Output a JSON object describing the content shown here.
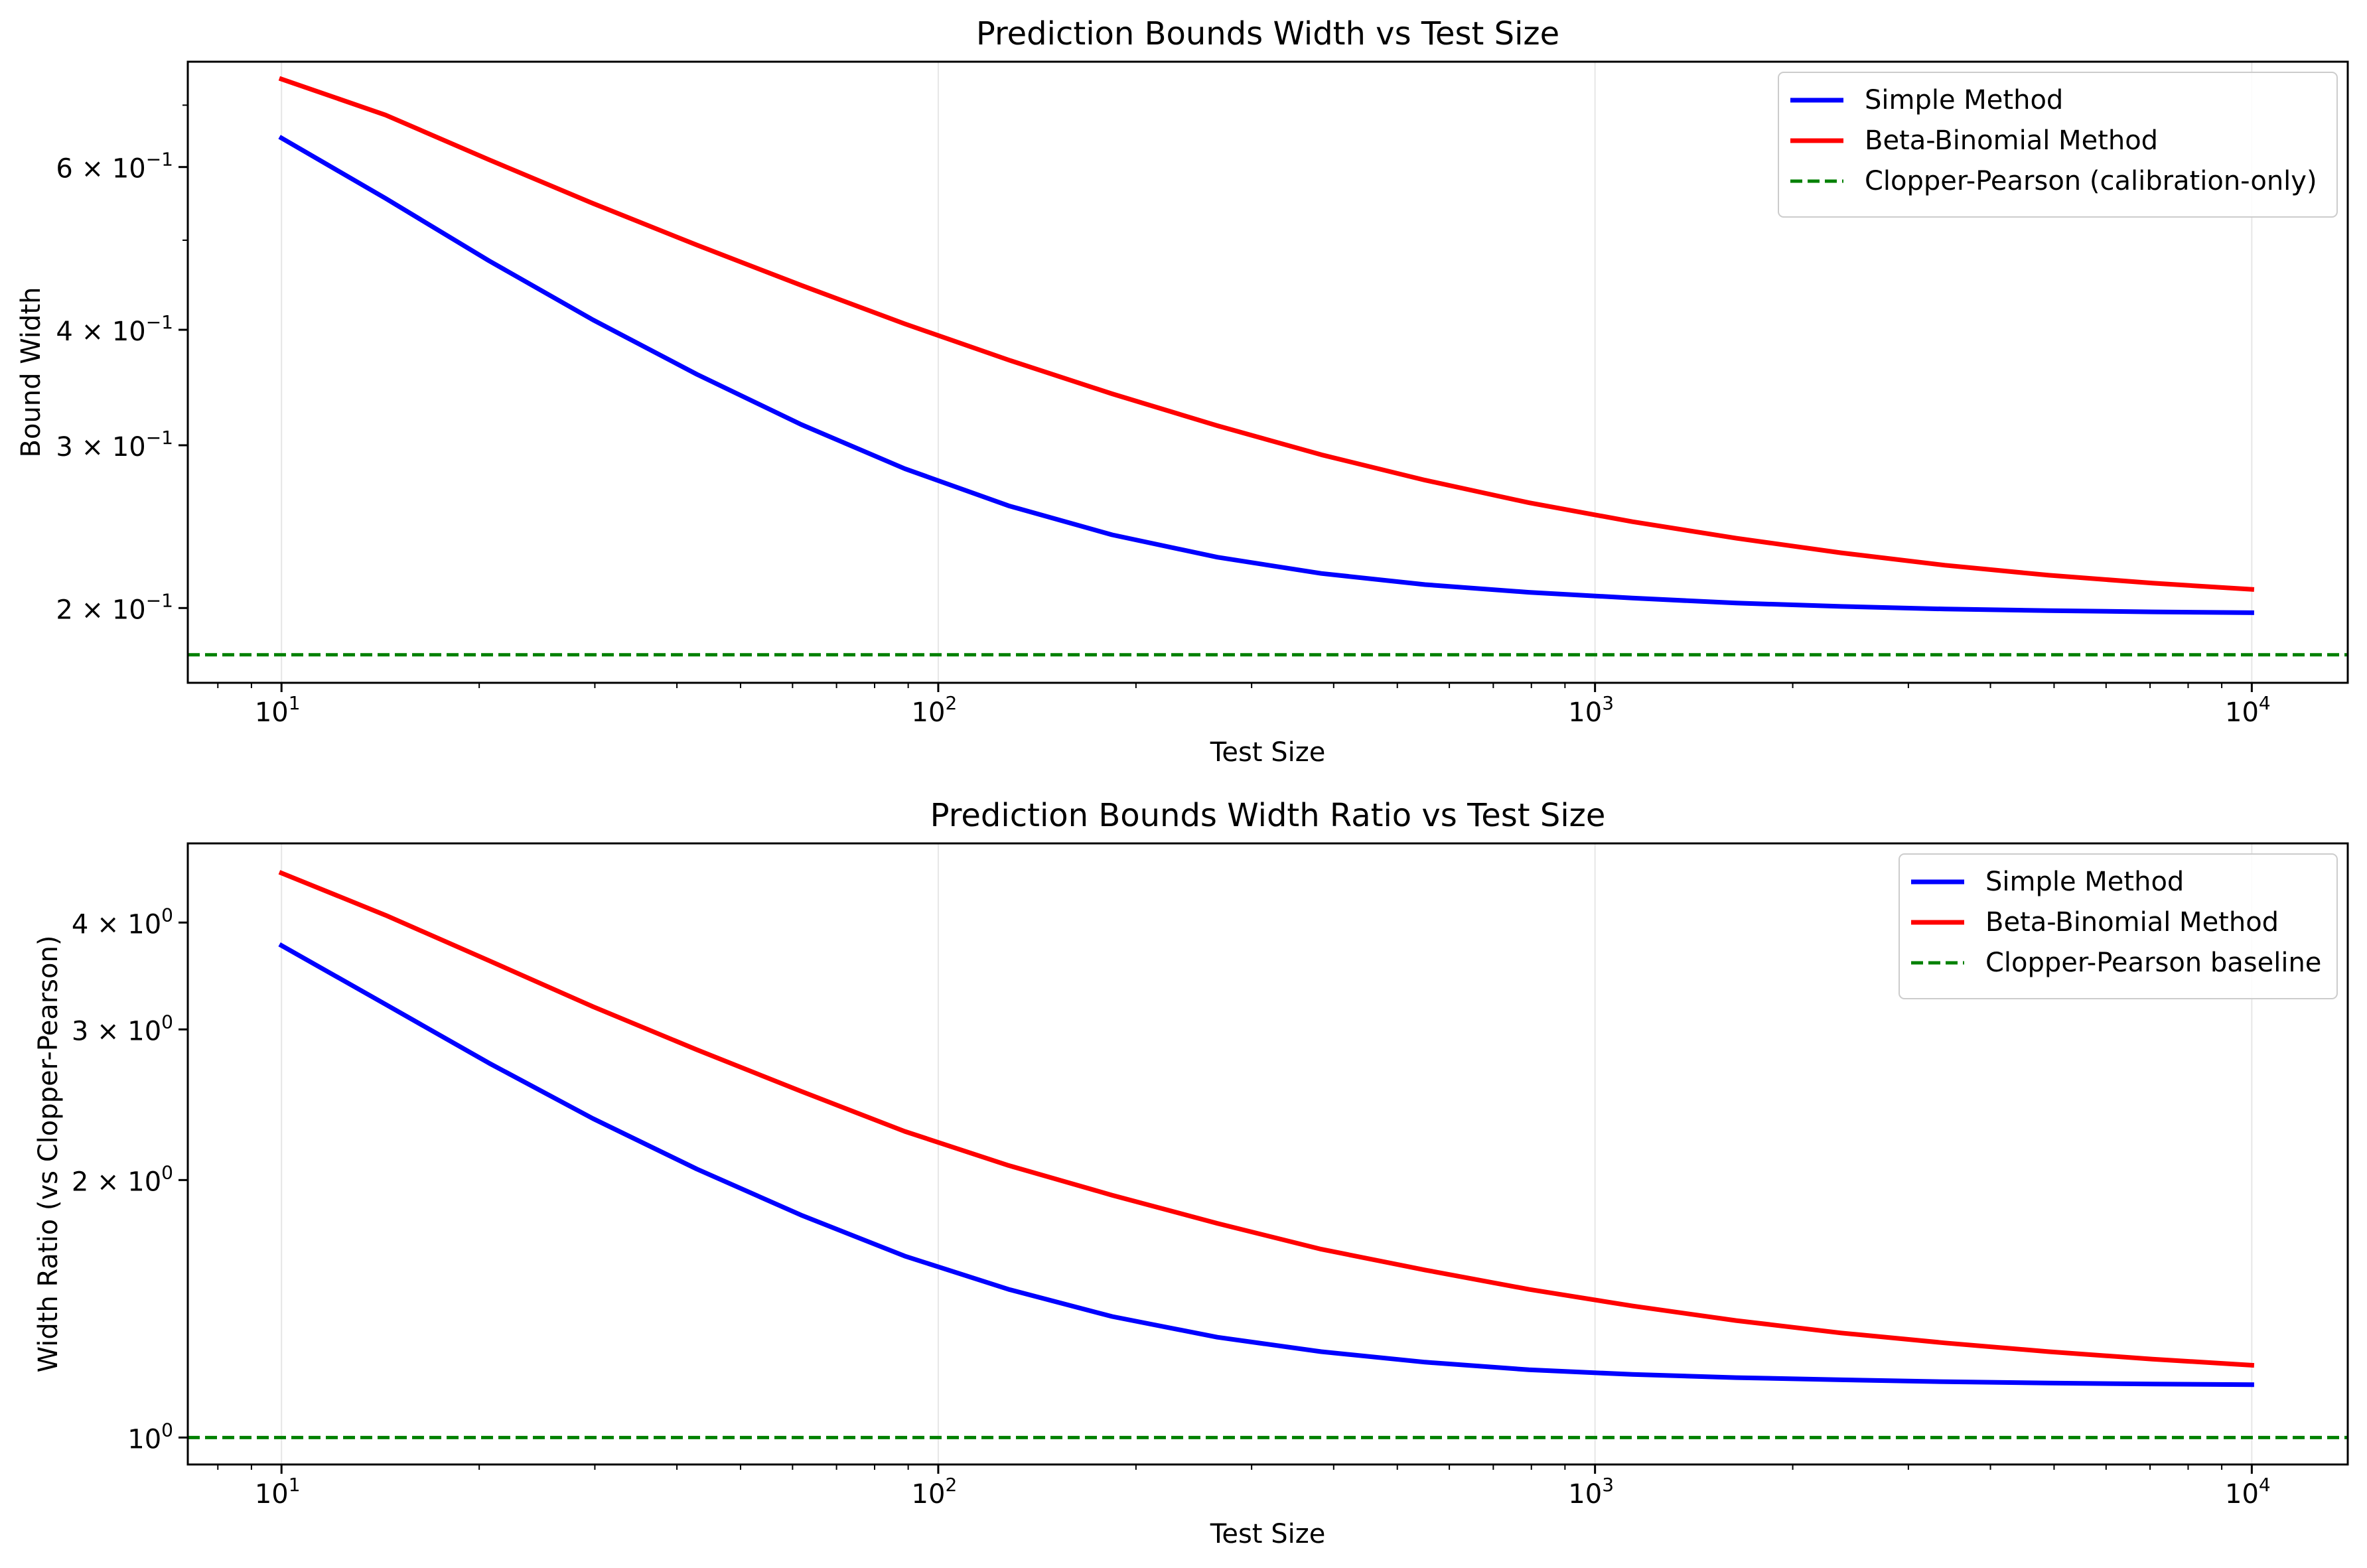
{
  "colors": {
    "simple": "#0000ff",
    "beta_binomial": "#ff0000",
    "clopper_pearson": "#008000",
    "grid": "#e6e6e6",
    "axes": "#000000"
  },
  "chart_data": [
    {
      "type": "line",
      "title": "Prediction Bounds Width vs Test Size",
      "xlabel": "Test Size",
      "ylabel": "Bound Width",
      "xscale": "log",
      "yscale": "log",
      "xlim": [
        7.2,
        14000
      ],
      "ylim": [
        0.166,
        0.78
      ],
      "grid": "x-major",
      "legend": "top-right",
      "x_ticks": [
        {
          "base": "10",
          "exp": "1",
          "value": 10
        },
        {
          "base": "10",
          "exp": "2",
          "value": 100
        },
        {
          "base": "10",
          "exp": "3",
          "value": 1000
        },
        {
          "base": "10",
          "exp": "4",
          "value": 10000
        }
      ],
      "y_ticks": [
        {
          "mant": "2",
          "base": "10",
          "exp": "−1",
          "value": 0.2
        },
        {
          "mant": "3",
          "base": "10",
          "exp": "−1",
          "value": 0.3
        },
        {
          "mant": "4",
          "base": "10",
          "exp": "−1",
          "value": 0.4
        },
        {
          "mant": "6",
          "base": "10",
          "exp": "−1",
          "value": 0.6
        }
      ],
      "series": [
        {
          "name": "Simple Method",
          "color_key": "simple",
          "dash": "solid",
          "x": [
            10,
            14.4,
            20.7,
            29.8,
            42.9,
            61.8,
            88.9,
            128,
            184,
            266,
            383,
            551,
            793,
            1140,
            1640,
            2370,
            3410,
            4910,
            7060,
            10000
          ],
          "y": [
            0.645,
            0.555,
            0.475,
            0.41,
            0.358,
            0.316,
            0.283,
            0.258,
            0.24,
            0.227,
            0.218,
            0.212,
            0.208,
            0.205,
            0.2025,
            0.2008,
            0.1995,
            0.1987,
            0.1981,
            0.1977
          ]
        },
        {
          "name": "Beta-Binomial Method",
          "color_key": "beta_binomial",
          "dash": "solid",
          "x": [
            10,
            14.4,
            20.7,
            29.8,
            42.9,
            61.8,
            88.9,
            128,
            184,
            266,
            383,
            551,
            793,
            1140,
            1640,
            2370,
            3410,
            4910,
            7060,
            10000
          ],
          "y": [
            0.747,
            0.683,
            0.611,
            0.548,
            0.494,
            0.447,
            0.406,
            0.371,
            0.341,
            0.315,
            0.293,
            0.275,
            0.26,
            0.248,
            0.238,
            0.2295,
            0.2225,
            0.217,
            0.2128,
            0.2095
          ]
        },
        {
          "name": "Clopper-Pearson (calibration-only)",
          "color_key": "clopper_pearson",
          "dash": "dashed",
          "hline": 0.178
        }
      ]
    },
    {
      "type": "line",
      "title": "Prediction Bounds Width Ratio vs Test Size",
      "xlabel": "Test Size",
      "ylabel": "Width Ratio (vs Clopper-Pearson)",
      "xscale": "log",
      "yscale": "log",
      "xlim": [
        7.2,
        14000
      ],
      "ylim": [
        0.93,
        4.95
      ],
      "grid": "x-major",
      "legend": "top-right",
      "x_ticks": [
        {
          "base": "10",
          "exp": "1",
          "value": 10
        },
        {
          "base": "10",
          "exp": "2",
          "value": 100
        },
        {
          "base": "10",
          "exp": "3",
          "value": 1000
        },
        {
          "base": "10",
          "exp": "4",
          "value": 10000
        }
      ],
      "y_ticks": [
        {
          "mant": "",
          "base": "10",
          "exp": "0",
          "value": 1
        },
        {
          "mant": "2",
          "base": "10",
          "exp": "0",
          "value": 2
        },
        {
          "mant": "3",
          "base": "10",
          "exp": "0",
          "value": 3
        },
        {
          "mant": "4",
          "base": "10",
          "exp": "0",
          "value": 4
        }
      ],
      "series": [
        {
          "name": "Simple Method",
          "color_key": "simple",
          "dash": "solid",
          "x": [
            10,
            14.4,
            20.7,
            29.8,
            42.9,
            61.8,
            88.9,
            128,
            184,
            266,
            383,
            551,
            793,
            1140,
            1640,
            2370,
            3410,
            4910,
            7060,
            10000
          ],
          "y": [
            3.76,
            3.21,
            2.74,
            2.36,
            2.06,
            1.82,
            1.63,
            1.49,
            1.385,
            1.31,
            1.26,
            1.225,
            1.2,
            1.185,
            1.175,
            1.168,
            1.162,
            1.158,
            1.155,
            1.153
          ]
        },
        {
          "name": "Beta-Binomial Method",
          "color_key": "beta_binomial",
          "dash": "solid",
          "x": [
            10,
            14.4,
            20.7,
            29.8,
            42.9,
            61.8,
            88.9,
            128,
            184,
            266,
            383,
            551,
            793,
            1140,
            1640,
            2370,
            3410,
            4910,
            7060,
            10000
          ],
          "y": [
            4.57,
            4.08,
            3.61,
            3.19,
            2.84,
            2.54,
            2.28,
            2.08,
            1.92,
            1.78,
            1.66,
            1.57,
            1.49,
            1.425,
            1.37,
            1.325,
            1.29,
            1.26,
            1.235,
            1.215
          ]
        },
        {
          "name": "Clopper-Pearson baseline",
          "color_key": "clopper_pearson",
          "dash": "dashed",
          "hline": 1.0
        }
      ]
    }
  ]
}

[What to do] The records above should be reproduced exactly, with no pictures included.

[Written reply]
Output a JSON object describing the content shown here.
{
  "colors": {
    "simple": "#0000ff",
    "beta_binomial": "#ff0000",
    "clopper_pearson": "#008000",
    "grid": "#e6e6e6",
    "axes": "#000000"
  },
  "chart_data": [
    {
      "type": "line",
      "title": "Prediction Bounds Width vs Test Size",
      "xlabel": "Test Size",
      "ylabel": "Bound Width",
      "xscale": "log",
      "yscale": "log",
      "xlim": [
        7.2,
        14000
      ],
      "ylim": [
        0.166,
        0.78
      ],
      "grid": "x-major",
      "legend": "top-right",
      "x_ticks": [
        {
          "base": "10",
          "exp": "1",
          "value": 10
        },
        {
          "base": "10",
          "exp": "2",
          "value": 100
        },
        {
          "base": "10",
          "exp": "3",
          "value": 1000
        },
        {
          "base": "10",
          "exp": "4",
          "value": 10000
        }
      ],
      "y_ticks": [
        {
          "mant": "2",
          "base": "10",
          "exp": "−1",
          "value": 0.2
        },
        {
          "mant": "3",
          "base": "10",
          "exp": "−1",
          "value": 0.3
        },
        {
          "mant": "4",
          "base": "10",
          "exp": "−1",
          "value": 0.4
        },
        {
          "mant": "6",
          "base": "10",
          "exp": "−1",
          "value": 0.6
        }
      ],
      "series": [
        {
          "name": "Simple Method",
          "color_key": "simple",
          "dash": "solid",
          "x": [
            10,
            14.4,
            20.7,
            29.8,
            42.9,
            61.8,
            88.9,
            128,
            184,
            266,
            383,
            551,
            793,
            1140,
            1640,
            2370,
            3410,
            4910,
            7060,
            10000
          ],
          "y": [
            0.645,
            0.555,
            0.475,
            0.41,
            0.358,
            0.316,
            0.283,
            0.258,
            0.24,
            0.227,
            0.218,
            0.212,
            0.208,
            0.205,
            0.2025,
            0.2008,
            0.1995,
            0.1987,
            0.1981,
            0.1977
          ]
        },
        {
          "name": "Beta-Binomial Method",
          "color_key": "beta_binomial",
          "dash": "solid",
          "x": [
            10,
            14.4,
            20.7,
            29.8,
            42.9,
            61.8,
            88.9,
            128,
            184,
            266,
            383,
            551,
            793,
            1140,
            1640,
            2370,
            3410,
            4910,
            7060,
            10000
          ],
          "y": [
            0.747,
            0.683,
            0.611,
            0.548,
            0.494,
            0.447,
            0.406,
            0.371,
            0.341,
            0.315,
            0.293,
            0.275,
            0.26,
            0.248,
            0.238,
            0.2295,
            0.2225,
            0.217,
            0.2128,
            0.2095
          ]
        },
        {
          "name": "Clopper-Pearson (calibration-only)",
          "color_key": "clopper_pearson",
          "dash": "dashed",
          "hline": 0.178
        }
      ]
    },
    {
      "type": "line",
      "title": "Prediction Bounds Width Ratio vs Test Size",
      "xlabel": "Test Size",
      "ylabel": "Width Ratio (vs Clopper-Pearson)",
      "xscale": "log",
      "yscale": "log",
      "xlim": [
        7.2,
        14000
      ],
      "ylim": [
        0.93,
        4.95
      ],
      "grid": "x-major",
      "legend": "top-right",
      "x_ticks": [
        {
          "base": "10",
          "exp": "1",
          "value": 10
        },
        {
          "base": "10",
          "exp": "2",
          "value": 100
        },
        {
          "base": "10",
          "exp": "3",
          "value": 1000
        },
        {
          "base": "10",
          "exp": "4",
          "value": 10000
        }
      ],
      "y_ticks": [
        {
          "mant": "",
          "base": "10",
          "exp": "0",
          "value": 1
        },
        {
          "mant": "2",
          "base": "10",
          "exp": "0",
          "value": 2
        },
        {
          "mant": "3",
          "base": "10",
          "exp": "0",
          "value": 3
        },
        {
          "mant": "4",
          "base": "10",
          "exp": "0",
          "value": 4
        }
      ],
      "series": [
        {
          "name": "Simple Method",
          "color_key": "simple",
          "dash": "solid",
          "x": [
            10,
            14.4,
            20.7,
            29.8,
            42.9,
            61.8,
            88.9,
            128,
            184,
            266,
            383,
            551,
            793,
            1140,
            1640,
            2370,
            3410,
            4910,
            7060,
            10000
          ],
          "y": [
            3.76,
            3.21,
            2.74,
            2.36,
            2.06,
            1.82,
            1.63,
            1.49,
            1.385,
            1.31,
            1.26,
            1.225,
            1.2,
            1.185,
            1.175,
            1.168,
            1.162,
            1.158,
            1.155,
            1.153
          ]
        },
        {
          "name": "Beta-Binomial Method",
          "color_key": "beta_binomial",
          "dash": "solid",
          "x": [
            10,
            14.4,
            20.7,
            29.8,
            42.9,
            61.8,
            88.9,
            128,
            184,
            266,
            383,
            551,
            793,
            1140,
            1640,
            2370,
            3410,
            4910,
            7060,
            10000
          ],
          "y": [
            4.57,
            4.08,
            3.61,
            3.19,
            2.84,
            2.54,
            2.28,
            2.08,
            1.92,
            1.78,
            1.66,
            1.57,
            1.49,
            1.425,
            1.37,
            1.325,
            1.29,
            1.26,
            1.235,
            1.215
          ]
        },
        {
          "name": "Clopper-Pearson baseline",
          "color_key": "clopper_pearson",
          "dash": "dashed",
          "hline": 1.0
        }
      ]
    }
  ]
}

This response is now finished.